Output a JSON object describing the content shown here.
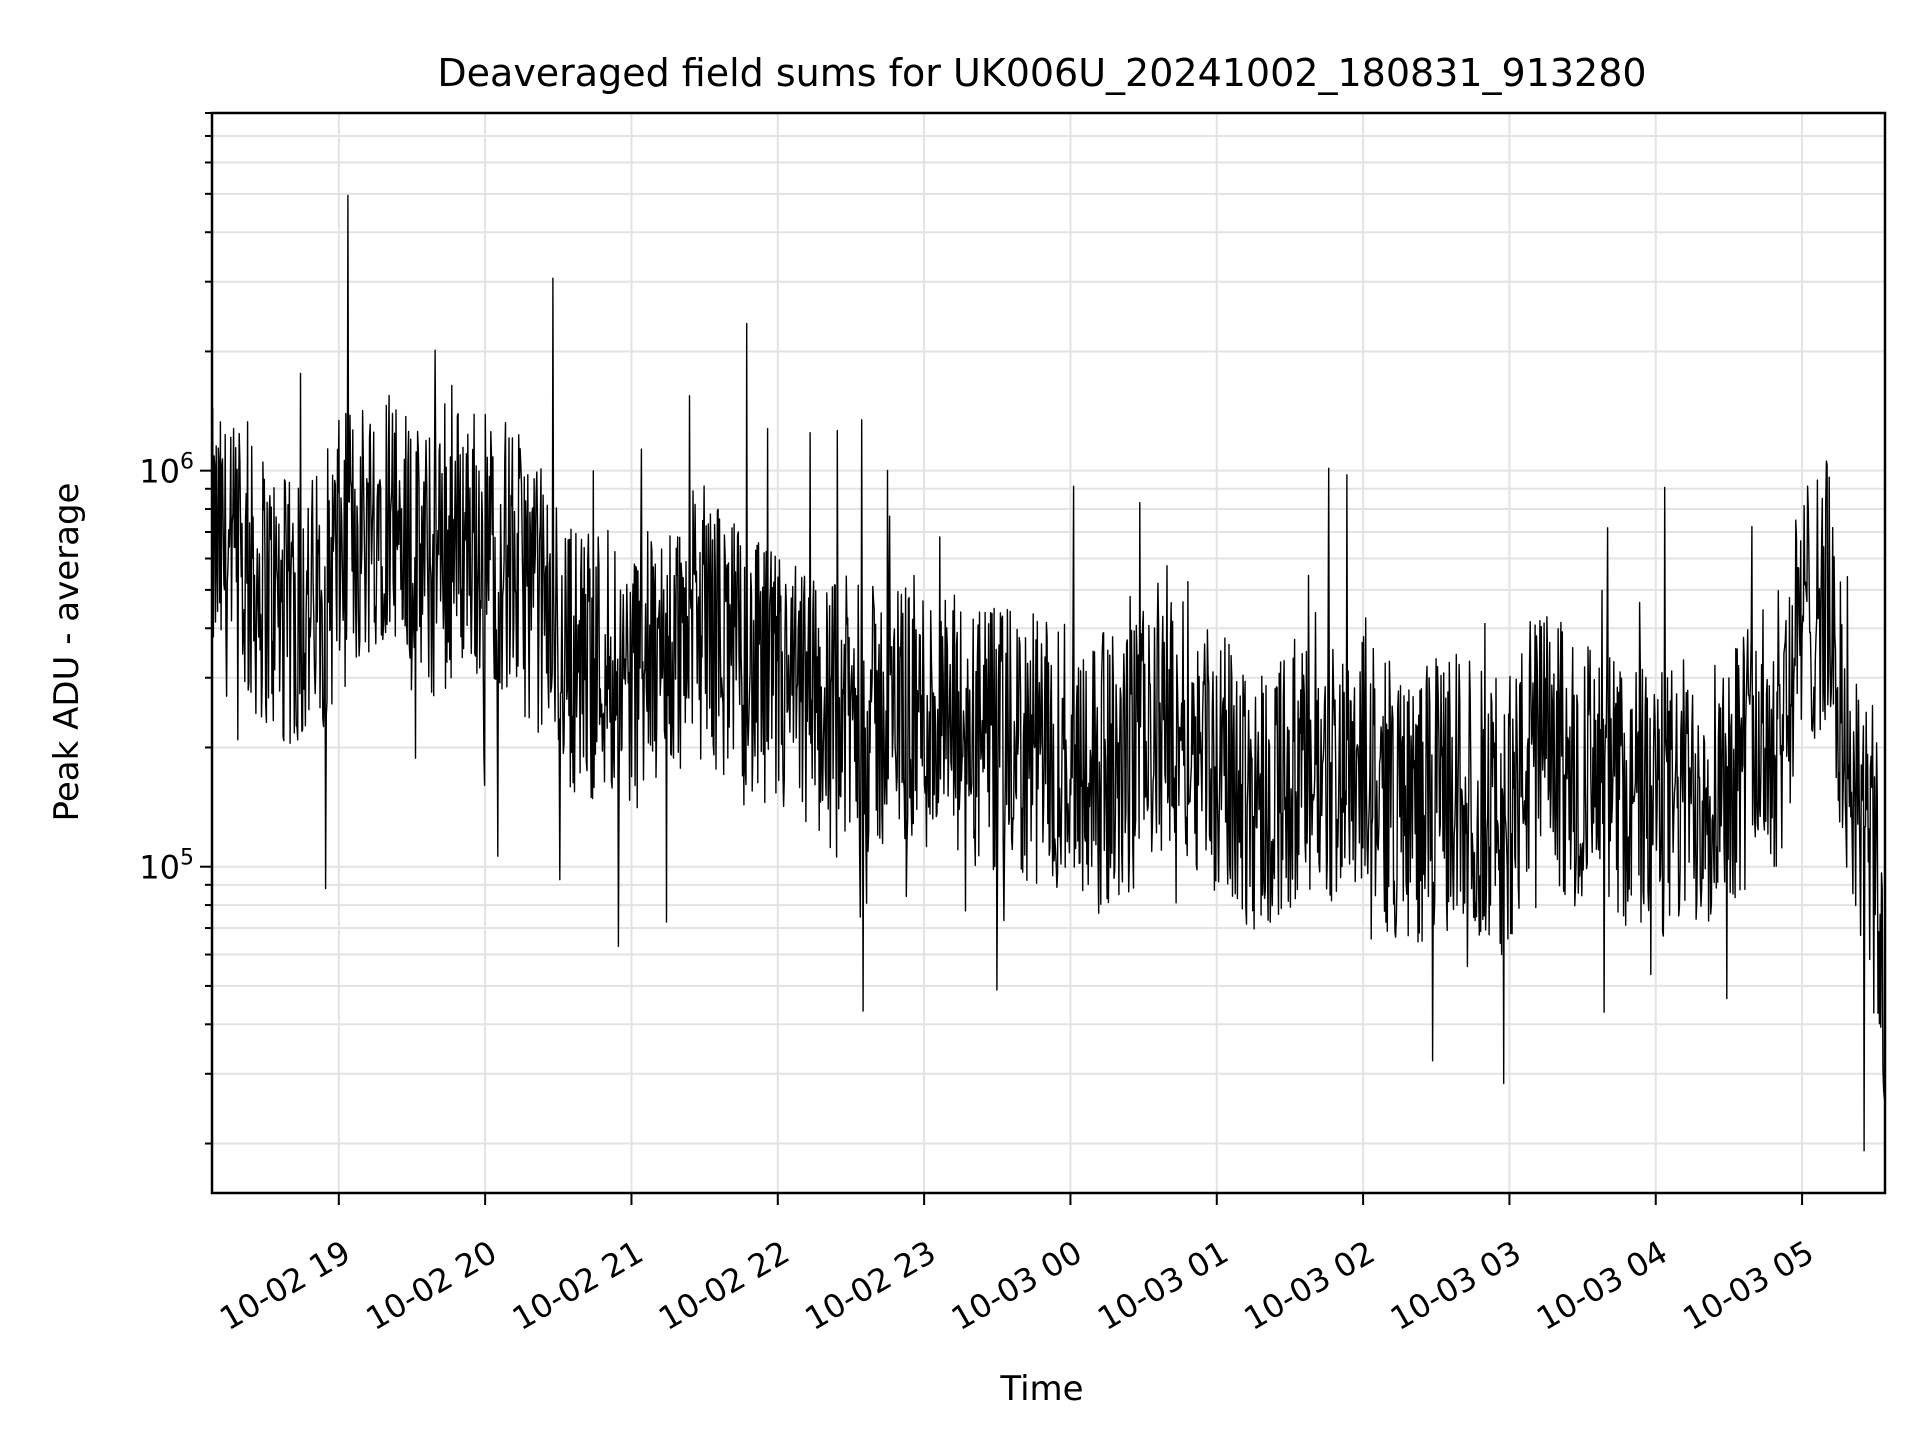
{
  "chart_data": {
    "type": "line",
    "title": "Deaveraged field sums for UK006U_20241002_180831_913280",
    "xlabel": "Time",
    "ylabel": "Peak ADU - average",
    "y_scale": "log",
    "ylim": [
      15000,
      8000000
    ],
    "xlim": [
      "10-02 18:08",
      "10-03 05:34"
    ],
    "grid": true,
    "line_color": "#000000",
    "x_ticks": [
      "10-02 19",
      "10-02 20",
      "10-02 21",
      "10-02 22",
      "10-02 23",
      "10-03 00",
      "10-03 01",
      "10-03 02",
      "10-03 03",
      "10-03 04",
      "10-03 05"
    ],
    "y_ticks": [
      {
        "value": 100000,
        "base": "10",
        "exp": "5"
      },
      {
        "value": 1000000,
        "base": "10",
        "exp": "6"
      }
    ],
    "series": [
      {
        "x": [
          "10-02 18:08",
          "10-02 18:20",
          "10-02 18:30",
          "10-02 18:40",
          "10-02 18:50",
          "10-02 19:00",
          "10-02 19:10",
          "10-02 19:20",
          "10-02 19:30",
          "10-02 19:40",
          "10-02 19:50",
          "10-02 20:00",
          "10-02 20:10",
          "10-02 20:20",
          "10-02 20:30",
          "10-02 20:40",
          "10-02 20:50",
          "10-02 21:00",
          "10-02 21:10",
          "10-02 21:20",
          "10-02 21:30",
          "10-02 21:40",
          "10-02 21:50",
          "10-02 22:00",
          "10-02 22:10",
          "10-02 22:20",
          "10-02 22:30",
          "10-02 22:40",
          "10-02 22:50",
          "10-02 23:00",
          "10-02 23:10",
          "10-02 23:20",
          "10-02 23:30",
          "10-02 23:40",
          "10-02 23:50",
          "10-03 00:00",
          "10-03 00:10",
          "10-03 00:20",
          "10-03 00:30",
          "10-03 00:40",
          "10-03 00:50",
          "10-03 01:00",
          "10-03 01:10",
          "10-03 01:20",
          "10-03 01:30",
          "10-03 01:40",
          "10-03 01:50",
          "10-03 02:00",
          "10-03 02:10",
          "10-03 02:20",
          "10-03 02:30",
          "10-03 02:40",
          "10-03 02:50",
          "10-03 03:00",
          "10-03 03:10",
          "10-03 03:20",
          "10-03 03:30",
          "10-03 03:40",
          "10-03 03:50",
          "10-03 04:00",
          "10-03 04:10",
          "10-03 04:20",
          "10-03 04:30",
          "10-03 04:40",
          "10-03 04:50",
          "10-03 05:00",
          "10-03 05:10",
          "10-03 05:20",
          "10-03 05:30",
          "10-03 05:34"
        ],
        "values": [
          650000,
          550000,
          500000,
          420000,
          450000,
          600000,
          720000,
          850000,
          600000,
          550000,
          700000,
          650000,
          600000,
          500000,
          380000,
          320000,
          350000,
          300000,
          330000,
          380000,
          420000,
          350000,
          300000,
          280000,
          260000,
          250000,
          240000,
          230000,
          250000,
          240000,
          220000,
          210000,
          200000,
          200000,
          190000,
          200000,
          180000,
          170000,
          200000,
          260000,
          230000,
          180000,
          160000,
          150000,
          170000,
          160000,
          180000,
          200000,
          150000,
          140000,
          150000,
          160000,
          140000,
          130000,
          210000,
          190000,
          170000,
          160000,
          150000,
          140000,
          150000,
          160000,
          180000,
          200000,
          220000,
          420000,
          500000,
          150000,
          110000,
          40000
        ]
      }
    ]
  }
}
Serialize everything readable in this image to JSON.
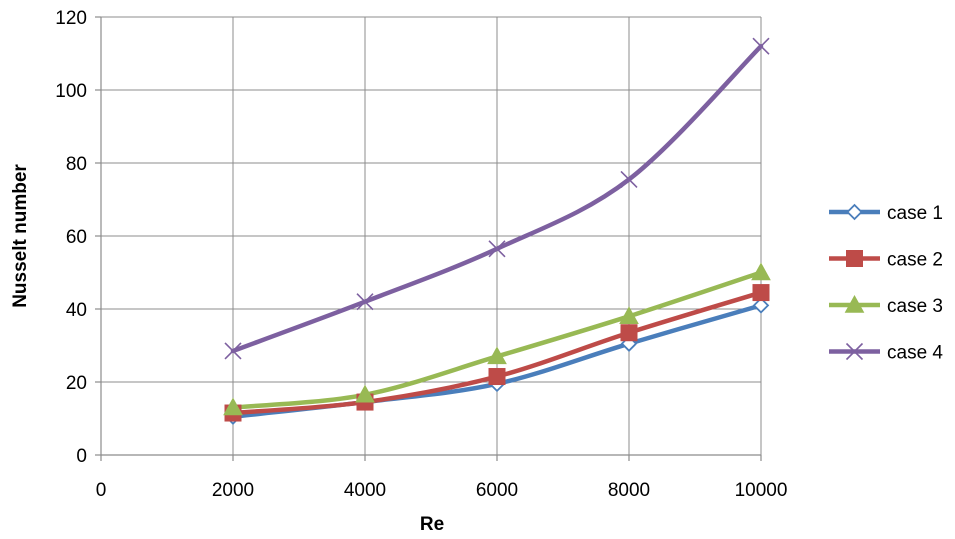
{
  "chart_data": {
    "type": "line",
    "title": "",
    "xlabel": "Re",
    "ylabel": "Nusselt number",
    "xlim": [
      0,
      10000
    ],
    "ylim": [
      0,
      120
    ],
    "xticks": [
      "0",
      "2000",
      "4000",
      "6000",
      "8000",
      "10000"
    ],
    "xtick_values": [
      0,
      2000,
      4000,
      6000,
      8000,
      10000
    ],
    "yticks": [
      "0",
      "20",
      "40",
      "60",
      "80",
      "100",
      "120"
    ],
    "ytick_values": [
      0,
      20,
      40,
      60,
      80,
      100,
      120
    ],
    "grid": true,
    "legend_position": "right",
    "x": [
      2000,
      4000,
      6000,
      8000,
      10000
    ],
    "series": [
      {
        "name": "case 1",
        "values": [
          10.5,
          14.5,
          19.5,
          30.5,
          41
        ],
        "color": "#4a7ebb",
        "marker": "diamond-open"
      },
      {
        "name": "case 2",
        "values": [
          11.5,
          14.5,
          21.5,
          33.5,
          44.5
        ],
        "color": "#be4b48",
        "marker": "square"
      },
      {
        "name": "case 3",
        "values": [
          13,
          16.5,
          27,
          38,
          50
        ],
        "color": "#98b954",
        "marker": "triangle"
      },
      {
        "name": "case 4",
        "values": [
          28.5,
          42,
          56.5,
          75.5,
          112
        ],
        "color": "#7d60a0",
        "marker": "cross"
      }
    ]
  }
}
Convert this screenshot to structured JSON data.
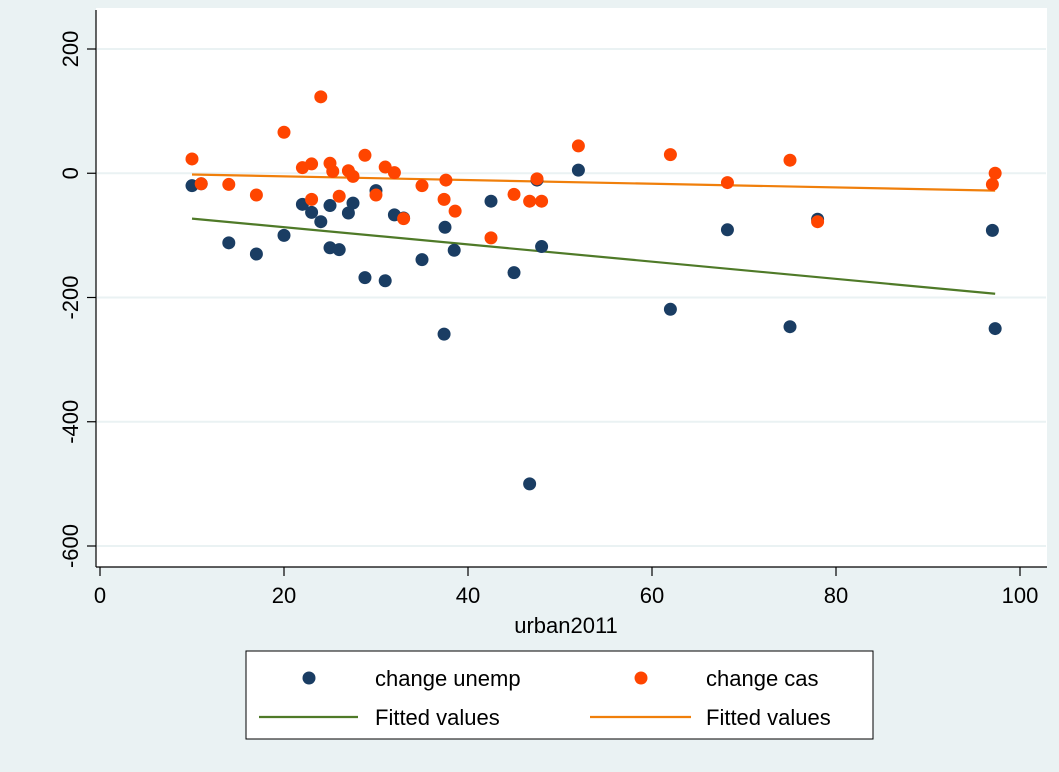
{
  "chart_data": {
    "type": "scatter",
    "title": "",
    "xlabel": "urban2011",
    "ylabel": "",
    "xlim": [
      0,
      100
    ],
    "ylim": [
      -600,
      200
    ],
    "x_ticks": [
      0,
      20,
      40,
      60,
      80,
      100
    ],
    "y_ticks": [
      -600,
      -400,
      -200,
      0,
      200
    ],
    "x_tick_labels": [
      "0",
      "20",
      "40",
      "60",
      "80",
      "100"
    ],
    "y_tick_labels": [
      "-600",
      "-400",
      "-200",
      "0",
      "200"
    ],
    "grid": true,
    "legend_position": "bottom",
    "series": [
      {
        "name": "change unemp",
        "kind": "scatter",
        "color": "#1a3d63",
        "points": [
          [
            10,
            -20
          ],
          [
            11,
            -17
          ],
          [
            14,
            -112
          ],
          [
            17,
            -130
          ],
          [
            20,
            -100
          ],
          [
            22,
            -50
          ],
          [
            23,
            -63
          ],
          [
            24,
            -78
          ],
          [
            25,
            -52
          ],
          [
            25,
            -120
          ],
          [
            26,
            -123
          ],
          [
            27,
            -64
          ],
          [
            27.5,
            -48
          ],
          [
            28.8,
            -168
          ],
          [
            30,
            -28
          ],
          [
            31,
            -173
          ],
          [
            32,
            -67
          ],
          [
            33,
            -72
          ],
          [
            35,
            -139
          ],
          [
            37.4,
            -259
          ],
          [
            37.5,
            -87
          ],
          [
            38.5,
            -124
          ],
          [
            42.5,
            -45
          ],
          [
            45,
            -160
          ],
          [
            46.7,
            -500
          ],
          [
            47.5,
            -11
          ],
          [
            48,
            -118
          ],
          [
            52,
            5
          ],
          [
            62,
            -219
          ],
          [
            68.2,
            -91
          ],
          [
            75,
            -247
          ],
          [
            78,
            -74
          ],
          [
            97,
            -92
          ],
          [
            97.3,
            -250
          ]
        ]
      },
      {
        "name": "change cas",
        "kind": "scatter",
        "color": "#ff4500",
        "points": [
          [
            10,
            23
          ],
          [
            11,
            -17
          ],
          [
            14,
            -18
          ],
          [
            17,
            -35
          ],
          [
            20,
            66
          ],
          [
            22,
            9
          ],
          [
            23,
            15
          ],
          [
            23,
            -42
          ],
          [
            24,
            123
          ],
          [
            25,
            16
          ],
          [
            25.3,
            3
          ],
          [
            26,
            -37
          ],
          [
            27,
            4
          ],
          [
            27.5,
            -5
          ],
          [
            28.8,
            29
          ],
          [
            30,
            -35
          ],
          [
            31,
            10
          ],
          [
            32,
            1
          ],
          [
            33,
            -73
          ],
          [
            35,
            -20
          ],
          [
            37.4,
            -42
          ],
          [
            37.6,
            -11
          ],
          [
            38.6,
            -61
          ],
          [
            42.5,
            -104
          ],
          [
            45,
            -34
          ],
          [
            46.7,
            -45
          ],
          [
            47.5,
            -9
          ],
          [
            48,
            -45
          ],
          [
            52,
            44
          ],
          [
            62,
            30
          ],
          [
            68.2,
            -15
          ],
          [
            75,
            21
          ],
          [
            78,
            -78
          ],
          [
            97,
            -18
          ],
          [
            97.3,
            0
          ]
        ]
      },
      {
        "name": "Fitted values",
        "kind": "line",
        "color": "#4f7a28",
        "points": [
          [
            10,
            -73
          ],
          [
            97.3,
            -194
          ]
        ]
      },
      {
        "name": "Fitted values",
        "kind": "line",
        "color": "#f07f0b",
        "points": [
          [
            10,
            -2
          ],
          [
            97.3,
            -28
          ]
        ]
      }
    ]
  }
}
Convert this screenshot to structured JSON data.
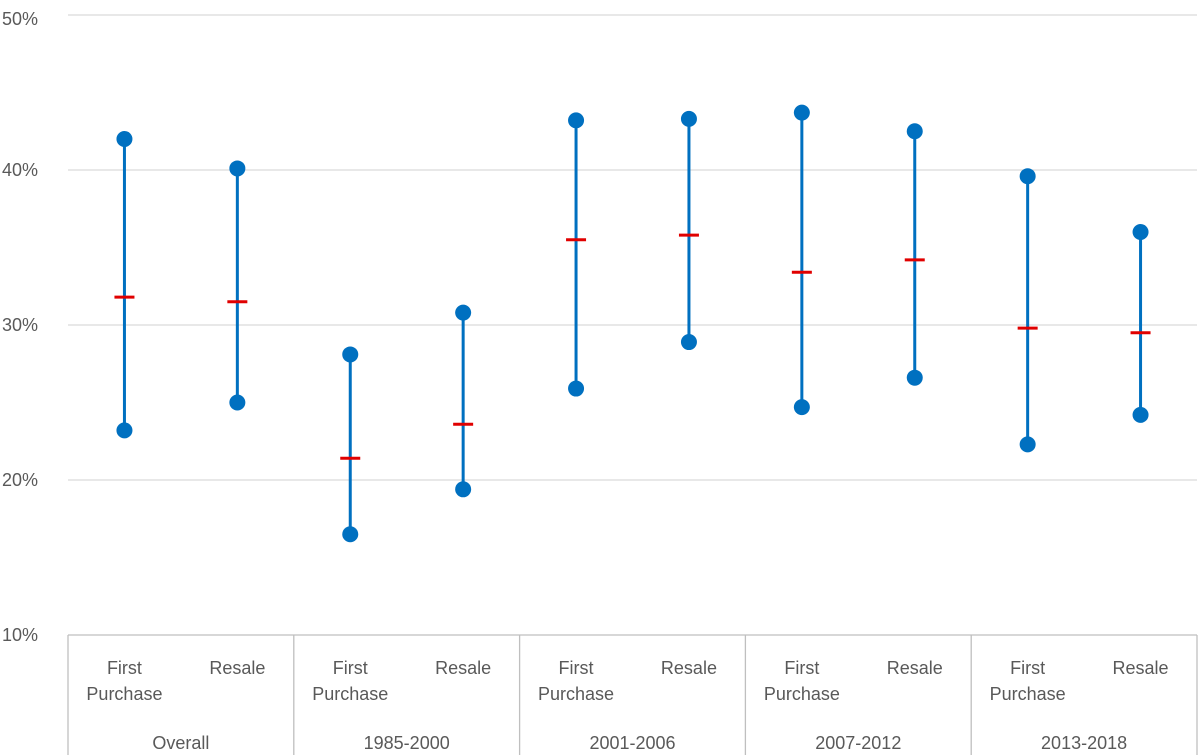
{
  "chart_data": {
    "type": "high-low-mean",
    "title": "",
    "xlabel": "",
    "ylabel": "",
    "ylim": [
      0.1,
      0.5
    ],
    "y_ticks": [
      {
        "value": 0.1,
        "label": "10%"
      },
      {
        "value": 0.2,
        "label": "20%"
      },
      {
        "value": 0.3,
        "label": "30%"
      },
      {
        "value": 0.4,
        "label": "40%"
      },
      {
        "value": 0.5,
        "label": "50%"
      }
    ],
    "grid": true,
    "legend": "none",
    "colors": {
      "range": "#0070C0",
      "mean": "#E00000",
      "grid": "#D9D9D9",
      "axis": "#BFBFBF",
      "text": "#595959"
    },
    "groups": [
      {
        "label": "Overall",
        "categories": [
          {
            "label_lines": [
              "First",
              "Purchase"
            ],
            "high": 0.42,
            "mean": 0.318,
            "low": 0.232
          },
          {
            "label_lines": [
              "Resale"
            ],
            "high": 0.401,
            "mean": 0.315,
            "low": 0.25
          }
        ]
      },
      {
        "label": "1985-2000",
        "categories": [
          {
            "label_lines": [
              "First",
              "Purchase"
            ],
            "high": 0.281,
            "mean": 0.214,
            "low": 0.165
          },
          {
            "label_lines": [
              "Resale"
            ],
            "high": 0.308,
            "mean": 0.236,
            "low": 0.194
          }
        ]
      },
      {
        "label": "2001-2006",
        "categories": [
          {
            "label_lines": [
              "First",
              "Purchase"
            ],
            "high": 0.432,
            "mean": 0.355,
            "low": 0.259
          },
          {
            "label_lines": [
              "Resale"
            ],
            "high": 0.433,
            "mean": 0.358,
            "low": 0.289
          }
        ]
      },
      {
        "label": "2007-2012",
        "categories": [
          {
            "label_lines": [
              "First",
              "Purchase"
            ],
            "high": 0.437,
            "mean": 0.334,
            "low": 0.247
          },
          {
            "label_lines": [
              "Resale"
            ],
            "high": 0.425,
            "mean": 0.342,
            "low": 0.266
          }
        ]
      },
      {
        "label": "2013-2018",
        "categories": [
          {
            "label_lines": [
              "First",
              "Purchase"
            ],
            "high": 0.396,
            "mean": 0.298,
            "low": 0.223
          },
          {
            "label_lines": [
              "Resale"
            ],
            "high": 0.36,
            "mean": 0.295,
            "low": 0.242
          }
        ]
      }
    ]
  }
}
○ ○ ○
__REQUIREMENTS__
Take every line from the records above that has the word "case" and copy it.

__SOLUTION BELOW__
        "name": "case 1",
        "name": "case 2",
        "name": "case 3",
        "name": "case 4",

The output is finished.